WHAT YOU HAVE TO DO →
Write out each entry, exactly the way it appears.

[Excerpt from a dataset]
_ _ _ _ _ _ _

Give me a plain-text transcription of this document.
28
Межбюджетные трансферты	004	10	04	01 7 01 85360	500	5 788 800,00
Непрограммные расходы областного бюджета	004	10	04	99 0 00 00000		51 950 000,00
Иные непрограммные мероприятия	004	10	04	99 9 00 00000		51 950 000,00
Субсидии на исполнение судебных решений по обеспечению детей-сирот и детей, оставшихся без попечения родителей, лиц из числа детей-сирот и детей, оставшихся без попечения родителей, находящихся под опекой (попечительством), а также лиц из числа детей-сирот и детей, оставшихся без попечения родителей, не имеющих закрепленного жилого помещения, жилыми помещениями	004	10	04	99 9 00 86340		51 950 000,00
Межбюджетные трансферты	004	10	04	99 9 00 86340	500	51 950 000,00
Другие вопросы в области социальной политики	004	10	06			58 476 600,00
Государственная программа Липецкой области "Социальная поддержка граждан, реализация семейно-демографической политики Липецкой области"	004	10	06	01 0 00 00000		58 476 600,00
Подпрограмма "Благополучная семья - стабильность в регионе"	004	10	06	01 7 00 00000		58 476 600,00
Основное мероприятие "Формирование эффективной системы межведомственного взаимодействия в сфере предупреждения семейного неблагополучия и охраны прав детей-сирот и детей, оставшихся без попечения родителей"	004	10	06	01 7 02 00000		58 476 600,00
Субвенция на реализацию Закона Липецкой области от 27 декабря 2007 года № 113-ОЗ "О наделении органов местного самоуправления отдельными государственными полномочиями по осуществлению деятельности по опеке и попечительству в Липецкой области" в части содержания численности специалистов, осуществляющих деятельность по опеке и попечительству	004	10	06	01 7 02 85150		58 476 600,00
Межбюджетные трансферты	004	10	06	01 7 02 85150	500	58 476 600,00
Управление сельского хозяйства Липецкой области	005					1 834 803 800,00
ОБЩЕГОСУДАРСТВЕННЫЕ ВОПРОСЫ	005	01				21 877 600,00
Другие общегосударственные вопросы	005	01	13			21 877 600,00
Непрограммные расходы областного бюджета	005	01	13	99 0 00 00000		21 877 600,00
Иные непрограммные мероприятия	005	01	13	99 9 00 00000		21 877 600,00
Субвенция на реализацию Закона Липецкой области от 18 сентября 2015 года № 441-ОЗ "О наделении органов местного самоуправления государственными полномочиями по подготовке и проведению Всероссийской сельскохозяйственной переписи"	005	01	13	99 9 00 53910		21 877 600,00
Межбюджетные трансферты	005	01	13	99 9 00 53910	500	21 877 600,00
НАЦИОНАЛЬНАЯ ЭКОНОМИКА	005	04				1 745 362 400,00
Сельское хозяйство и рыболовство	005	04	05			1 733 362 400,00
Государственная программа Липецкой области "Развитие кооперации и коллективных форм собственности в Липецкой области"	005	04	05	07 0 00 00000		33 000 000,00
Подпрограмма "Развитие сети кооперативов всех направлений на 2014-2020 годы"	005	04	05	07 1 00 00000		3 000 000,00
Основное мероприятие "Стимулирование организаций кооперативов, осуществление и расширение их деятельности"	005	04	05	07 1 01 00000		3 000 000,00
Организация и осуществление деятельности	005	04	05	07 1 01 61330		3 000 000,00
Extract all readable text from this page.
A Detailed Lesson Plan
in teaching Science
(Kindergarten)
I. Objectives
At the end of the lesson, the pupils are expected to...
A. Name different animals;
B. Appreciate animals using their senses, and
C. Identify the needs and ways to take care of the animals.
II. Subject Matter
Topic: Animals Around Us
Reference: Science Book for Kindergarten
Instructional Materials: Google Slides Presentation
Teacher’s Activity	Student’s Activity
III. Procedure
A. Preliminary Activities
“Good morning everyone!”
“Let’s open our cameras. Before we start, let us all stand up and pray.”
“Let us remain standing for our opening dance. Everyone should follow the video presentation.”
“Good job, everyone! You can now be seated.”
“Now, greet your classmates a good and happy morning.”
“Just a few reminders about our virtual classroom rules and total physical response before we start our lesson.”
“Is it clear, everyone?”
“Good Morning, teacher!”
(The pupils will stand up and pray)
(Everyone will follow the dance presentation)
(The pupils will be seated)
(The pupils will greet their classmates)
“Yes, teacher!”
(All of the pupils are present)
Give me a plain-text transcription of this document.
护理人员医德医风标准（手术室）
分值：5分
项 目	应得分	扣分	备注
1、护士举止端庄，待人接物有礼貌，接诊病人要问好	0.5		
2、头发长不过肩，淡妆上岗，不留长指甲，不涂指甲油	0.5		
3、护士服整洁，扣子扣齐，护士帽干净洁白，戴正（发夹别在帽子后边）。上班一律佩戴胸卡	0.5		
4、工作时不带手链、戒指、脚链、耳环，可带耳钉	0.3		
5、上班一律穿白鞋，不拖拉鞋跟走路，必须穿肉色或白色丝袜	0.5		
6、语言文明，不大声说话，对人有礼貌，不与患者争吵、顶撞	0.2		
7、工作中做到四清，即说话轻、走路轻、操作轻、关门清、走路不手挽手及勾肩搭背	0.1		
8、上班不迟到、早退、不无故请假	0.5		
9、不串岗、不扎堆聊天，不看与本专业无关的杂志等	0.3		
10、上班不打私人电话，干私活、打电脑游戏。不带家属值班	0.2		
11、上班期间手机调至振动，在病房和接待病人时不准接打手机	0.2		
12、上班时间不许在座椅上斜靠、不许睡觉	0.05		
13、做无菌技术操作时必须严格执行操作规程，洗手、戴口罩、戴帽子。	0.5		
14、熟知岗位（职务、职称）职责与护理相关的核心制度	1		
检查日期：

_ _ _ _ _ _ _

CORRECT RESPONSE →
Give me a plain-text transcription of this document.
28
Межбюджетные трансферты	004	10	04	01 7 01 85360	500	5 788 800,00
Непрограммные расходы областного бюджета	004	10	04	99 0 00 00000		51 950 000,00
Иные непрограммные мероприятия	004	10	04	99 9 00 00000		51 950 000,00
Субсидии на исполнение судебных решений по обеспечению детей-сирот и детей, оставшихся без попечения родителей, лиц из числа детей-сирот и детей, оставшихся без попечения родителей, находящихся под опекой (попечительством), а также лиц из числа детей-сирот и детей, оставшихся без попечения родителей, не имеющих закрепленного жилого помещения, жилыми помещениями	004	10	04	99 9 00 86340		51 950 000,00
Межбюджетные трансферты	004	10	04	99 9 00 86340	500	51 950 000,00
Другие вопросы в области социальной политики	004	10	06			58 476 600,00
Государственная программа Липецкой области "Социальная поддержка граждан, реализация семейно-демографической политики Липецкой области"	004	10	06	01 0 00 00000		58 476 600,00
Подпрограмма "Благополучная семья - стабильность в регионе"	004	10	06	01 7 00 00000		58 476 600,00
Основное мероприятие "Формирование эффективной системы межведомственного взаимодействия в сфере предупреждения семейного неблагополучия и охраны прав детей-сирот и детей, оставшихся без попечения родителей"	004	10	06	01 7 02 00000		58 476 600,00
Субвенция на реализацию Закона Липецкой области от 27 декабря 2007 года № 113-ОЗ "О наделении органов местного самоуправления отдельными государственными полномочиями по осуществлению деятельности по опеке и попечительству в Липецкой области" в части содержания численности специалистов, осуществляющих деятельность по опеке и попечительству	004	10	06	01 7 02 85150		58 476 600,00
Межбюджетные трансферты	004	10	06	01 7 02 85150	500	58 476 600,00
Управление сельского хозяйства Липецкой области	005					1 834 803 800,00
ОБЩЕГОСУДАРСТВЕННЫЕ ВОПРОСЫ	005	01				21 877 600,00
Другие общегосударственные вопросы	005	01	13			21 877 600,00
Непрограммные расходы областного бюджета	005	01	13	99 0 00 00000		21 877 600,00
Иные непрограммные мероприятия	005	01	13	99 9 00 00000		21 877 600,00
Субвенция на реализацию Закона Липецкой области от 18 сентября 2015 года № 441-ОЗ "О наделении органов местного самоуправления государственными полномочиями по подготовке и проведению Всероссийской сельскохозяйственной переписи"	005	01	13	99 9 00 53910		21 877 600,00
Межбюджетные трансферты	005	01	13	99 9 00 53910	500	21 877 600,00
НАЦИОНАЛЬНАЯ ЭКОНОМИКА	005	04				1 745 362 400,00
Сельское хозяйство и рыболовство	005	04	05			1 733 362 400,00
Государственная программа Липецкой области "Развитие кооперации и коллективных форм собственности в Липецкой области"	005	04	05	07 0 00 00000		33 000 000,00
Подпрограмма "Развитие сети кооперативов всех направлений на 2014-2020 годы"	005	04	05	07 1 00 00000		3 000 000,00
Основное мероприятие "Стимулирование организаций кооперативов, осуществление и расширение их деятельности"	005	04	05	07 1 01 00000		3 000 000,00
Организация и осуществление деятельности	005	04	05	07 1 01 61330		3 000 000,00
Extract all readable text from this page.
A Detailed Lesson Plan
in teaching Science
(Kindergarten)
I. Objectives
At the end of the lesson, the pupils are expected to...
A. Name different animals;
B. Appreciate animals using their senses, and
C. Identify the needs and ways to take care of the animals.
II. Subject Matter
Topic: Animals Around Us
Reference: Science Book for Kindergarten
Instructional Materials: Google Slides Presentation
Teacher’s Activity	Student’s Activity
III. Procedure
A. Preliminary Activities
“Good morning everyone!”
“Let’s open our cameras. Before we start, let us all stand up and pray.”
“Let us remain standing for our opening dance. Everyone should follow the video presentation.”
“Good job, everyone! You can now be seated.”
“Now, greet your classmates a good and happy morning.”
“Just a few reminders about our virtual classroom rules and total physical response before we start our lesson.”
“Is it clear, everyone?”
“Good Morning, teacher!”
(The pupils will stand up and pray)
(Everyone will follow the dance presentation)
(The pupils will be seated)
(The pupils will greet their classmates)
“Yes, teacher!”
(All of the pupils are present)
Give me a plain-text transcription of this document.
护理人员医德医风标准（手术室）
分值：5分
项 目	应得分	扣分	备注
1、护士举止端庄，待人接物有礼貌，接诊病人要问好	0.5		
2、头发长不过肩，淡妆上岗，不留长指甲，不涂指甲油	0.5		
3、护士服整洁，扣子扣齐，护士帽干净洁白，戴正（发夹别在帽子后边）。上班一律佩戴胸卡	0.5		
4、工作时不带手链、戒指、脚链、耳环，可带耳钉	0.3		
5、上班一律穿白鞋，不拖拉鞋跟走路，必须穿肉色或白色丝袜	0.5		
6、语言文明，不大声说话，对人有礼貌，不与患者争吵、顶撞	0.2		
7、工作中做到四清，即说话轻、走路轻、操作轻、关门清、走路不手挽手及勾肩搭背	0.1		
8、上班不迟到、早退、不无故请假	0.5		
9、不串岗、不扎堆聊天，不看与本专业无关的杂志等	0.3		
10、上班不打私人电话，干私活、打电脑游戏。不带家属值班	0.2		
11、上班期间手机调至振动，在病房和接待病人时不准接打手机	0.2		
12、上班时间不许在座椅上斜靠、不许睡觉	0.05		
13、做无菌技术操作时必须严格执行操作规程，洗手、戴口罩、戴帽子。	0.5		
14、熟知岗位（职务、职称）职责与护理相关的核心制度	1		
检查日期：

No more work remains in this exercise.